What is expected — Check every line of the data below for the string "légitimités", and copy the ones that hold it.

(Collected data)
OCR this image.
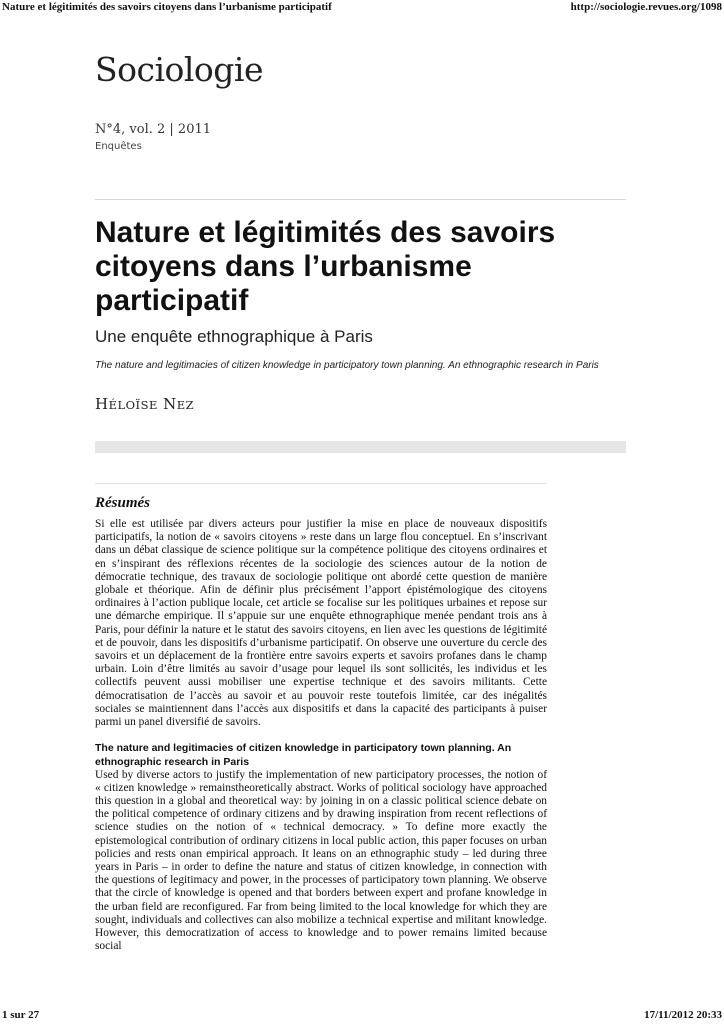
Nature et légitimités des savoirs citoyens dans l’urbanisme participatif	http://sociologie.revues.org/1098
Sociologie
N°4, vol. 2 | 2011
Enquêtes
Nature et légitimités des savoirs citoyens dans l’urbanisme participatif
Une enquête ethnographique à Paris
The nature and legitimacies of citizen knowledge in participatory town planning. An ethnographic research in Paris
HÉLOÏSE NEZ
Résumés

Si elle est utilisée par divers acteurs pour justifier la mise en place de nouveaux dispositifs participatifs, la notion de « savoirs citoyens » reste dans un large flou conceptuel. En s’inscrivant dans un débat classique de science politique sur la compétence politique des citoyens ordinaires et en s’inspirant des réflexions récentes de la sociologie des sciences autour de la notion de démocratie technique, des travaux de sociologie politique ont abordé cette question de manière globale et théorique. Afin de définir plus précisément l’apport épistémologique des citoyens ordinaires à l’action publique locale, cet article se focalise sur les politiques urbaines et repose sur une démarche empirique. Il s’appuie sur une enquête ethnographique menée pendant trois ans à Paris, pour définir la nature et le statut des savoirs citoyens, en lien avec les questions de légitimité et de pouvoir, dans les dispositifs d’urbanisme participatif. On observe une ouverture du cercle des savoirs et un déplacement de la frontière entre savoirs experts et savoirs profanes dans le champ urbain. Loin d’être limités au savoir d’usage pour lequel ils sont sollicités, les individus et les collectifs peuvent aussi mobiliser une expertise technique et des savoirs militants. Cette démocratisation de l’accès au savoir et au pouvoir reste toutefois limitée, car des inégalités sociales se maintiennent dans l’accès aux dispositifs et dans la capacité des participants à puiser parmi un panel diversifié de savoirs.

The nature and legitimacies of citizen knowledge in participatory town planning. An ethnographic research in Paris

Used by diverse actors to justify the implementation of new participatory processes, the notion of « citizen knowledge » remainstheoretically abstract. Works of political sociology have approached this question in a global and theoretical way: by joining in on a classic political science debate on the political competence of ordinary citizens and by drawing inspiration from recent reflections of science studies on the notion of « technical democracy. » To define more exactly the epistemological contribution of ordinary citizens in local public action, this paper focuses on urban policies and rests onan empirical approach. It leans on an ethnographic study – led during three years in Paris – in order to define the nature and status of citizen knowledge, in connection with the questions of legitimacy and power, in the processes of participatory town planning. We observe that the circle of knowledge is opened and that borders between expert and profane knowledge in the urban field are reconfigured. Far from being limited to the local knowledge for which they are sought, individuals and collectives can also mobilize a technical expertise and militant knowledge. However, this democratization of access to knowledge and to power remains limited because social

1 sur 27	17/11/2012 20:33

Response —
Nature et légitimités des savoirs citoyens dans l’urbanisme participatif	http://sociologie.revues.org/1098
Nature et légitimités des savoirs citoyens dans l’urbanisme participatif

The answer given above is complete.